▸ **GIVEN PROBLEM**
Reply with the count of lines holding "image", nothing more.

▸ **SUPPLIED RECORDS**

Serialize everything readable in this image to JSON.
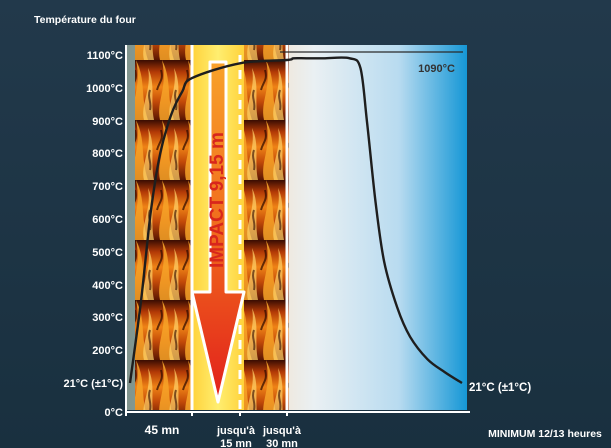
{
  "chart_data": {
    "type": "line",
    "title": "Température du four",
    "ylim": [
      0,
      1100
    ],
    "y_ticks": [
      "1100°C",
      "1000°C",
      "900°C",
      "800°C",
      "700°C",
      "600°C",
      "500°C",
      "400°C",
      "300°C",
      "200°C",
      "21°C (±1°C)",
      "0°C"
    ],
    "y_tick_values": [
      1100,
      1000,
      900,
      800,
      700,
      600,
      500,
      400,
      300,
      200,
      21,
      0
    ],
    "x_labels": [
      {
        "text": "45 mn"
      },
      {
        "text": "jusqu'à 15 mn"
      },
      {
        "text": "jusqu'à 30 mn"
      },
      {
        "text": "MINIMUM 12/13 heures"
      }
    ],
    "series": [
      {
        "points": [
          [
            0,
            21
          ],
          [
            8,
            350
          ],
          [
            15,
            620
          ],
          [
            22,
            800
          ],
          [
            30,
            920
          ],
          [
            38,
            990
          ],
          [
            45,
            1030
          ],
          [
            60,
            1075
          ],
          [
            75,
            1085
          ],
          [
            90,
            1090
          ],
          [
            120,
            1090
          ],
          [
            160,
            1090
          ],
          [
            220,
            1090
          ],
          [
            245,
            1060
          ],
          [
            260,
            900
          ],
          [
            280,
            650
          ],
          [
            300,
            470
          ],
          [
            330,
            330
          ],
          [
            360,
            240
          ],
          [
            400,
            150
          ],
          [
            440,
            80
          ],
          [
            480,
            21
          ]
        ]
      }
    ],
    "annotations": {
      "peak": "1090°C",
      "final": "21°C (±1°C)",
      "impact": "IMPACT 9,15 m"
    }
  }
}
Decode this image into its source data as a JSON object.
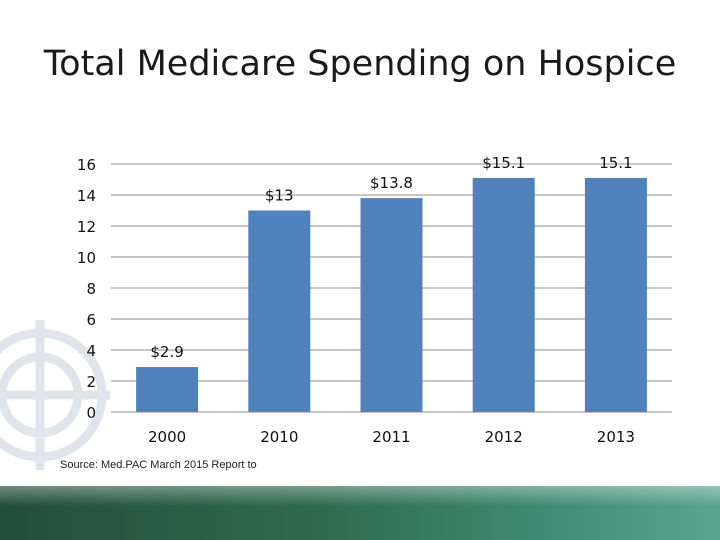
{
  "slide": {
    "title": "Total Medicare Spending on Hospice",
    "source": "Source:  Med.PAC March 2015 Report to"
  },
  "colors": {
    "bar": "#4f81bd",
    "grid": "#8c8c8c",
    "footer": "#2f6b51"
  },
  "chart_data": {
    "type": "bar",
    "categories": [
      "2000",
      "2010",
      "2011",
      "2012",
      "2013"
    ],
    "values": [
      2.9,
      13,
      13.8,
      15.1,
      15.1
    ],
    "data_labels": [
      "$2.9",
      "$13",
      "$13.8",
      "$15.1",
      "15.1"
    ],
    "yticks": [
      0,
      2,
      4,
      6,
      8,
      10,
      12,
      14,
      16
    ],
    "ylim": [
      0,
      16
    ],
    "grid": true,
    "legend": "none"
  }
}
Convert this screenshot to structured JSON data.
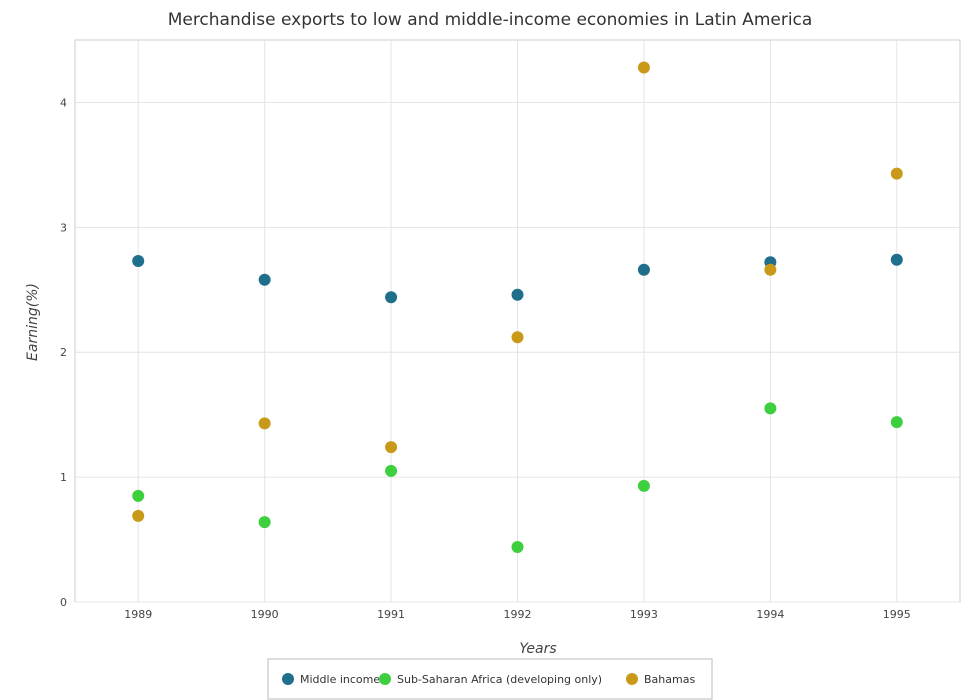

▸ **REPLY**
2